= The problem =
Copy each line in which the string "一心为民" occurs.

* * *

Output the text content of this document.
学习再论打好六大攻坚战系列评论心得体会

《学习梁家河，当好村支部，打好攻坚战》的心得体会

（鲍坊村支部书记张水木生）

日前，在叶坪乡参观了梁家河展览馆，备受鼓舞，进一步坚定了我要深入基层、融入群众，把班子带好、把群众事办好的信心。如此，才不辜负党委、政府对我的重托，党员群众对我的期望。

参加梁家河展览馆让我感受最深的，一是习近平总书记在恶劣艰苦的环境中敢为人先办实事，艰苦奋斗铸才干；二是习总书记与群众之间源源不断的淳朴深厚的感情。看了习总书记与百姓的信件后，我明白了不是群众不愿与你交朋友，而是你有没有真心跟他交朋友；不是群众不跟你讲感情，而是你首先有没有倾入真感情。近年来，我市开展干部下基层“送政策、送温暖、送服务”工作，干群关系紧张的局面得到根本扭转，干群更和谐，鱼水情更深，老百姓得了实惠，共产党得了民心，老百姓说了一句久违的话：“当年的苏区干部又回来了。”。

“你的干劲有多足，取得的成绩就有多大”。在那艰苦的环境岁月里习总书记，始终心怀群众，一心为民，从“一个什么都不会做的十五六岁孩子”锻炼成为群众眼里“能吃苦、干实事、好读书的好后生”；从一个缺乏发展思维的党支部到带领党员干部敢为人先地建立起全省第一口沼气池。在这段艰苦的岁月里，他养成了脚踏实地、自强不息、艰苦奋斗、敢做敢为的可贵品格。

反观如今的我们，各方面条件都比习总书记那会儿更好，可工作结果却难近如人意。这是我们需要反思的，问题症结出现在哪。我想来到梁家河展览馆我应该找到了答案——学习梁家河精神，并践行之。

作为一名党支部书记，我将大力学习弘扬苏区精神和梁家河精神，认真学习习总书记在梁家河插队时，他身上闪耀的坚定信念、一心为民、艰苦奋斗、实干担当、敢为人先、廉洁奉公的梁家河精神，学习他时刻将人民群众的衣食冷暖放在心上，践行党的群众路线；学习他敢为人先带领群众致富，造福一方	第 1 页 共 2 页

* * *

= Answer for the task =
“你的干劲有多足，取得的成绩就有多大”。在那艰苦的环境岁月里习总书记，始终心怀群众，一心为民，从“一个什么都不会做的十五六岁孩子”锻炼成为群众眼里“能吃苦、干实事、好读书的好后生”；从一个缺乏发展思维的党支部到带领党员干部敢为人先地建立起全省第一口沼气池。在这段艰苦的岁月里，他养成了脚踏实地、自强不息、艰苦奋斗、敢做敢为的可贵品格。
作为一名党支部书记，我将大力学习弘扬苏区精神和梁家河精神，认真学习习总书记在梁家河插队时，他身上闪耀的坚定信念、一心为民、艰苦奋斗、实干担当、敢为人先、廉洁奉公的梁家河精神，学习他时刻将人民群众的衣食冷暖放在心上，践行党的群众路线；学习他敢为人先带领群众致富，造福一方	第 1 页 共 2 页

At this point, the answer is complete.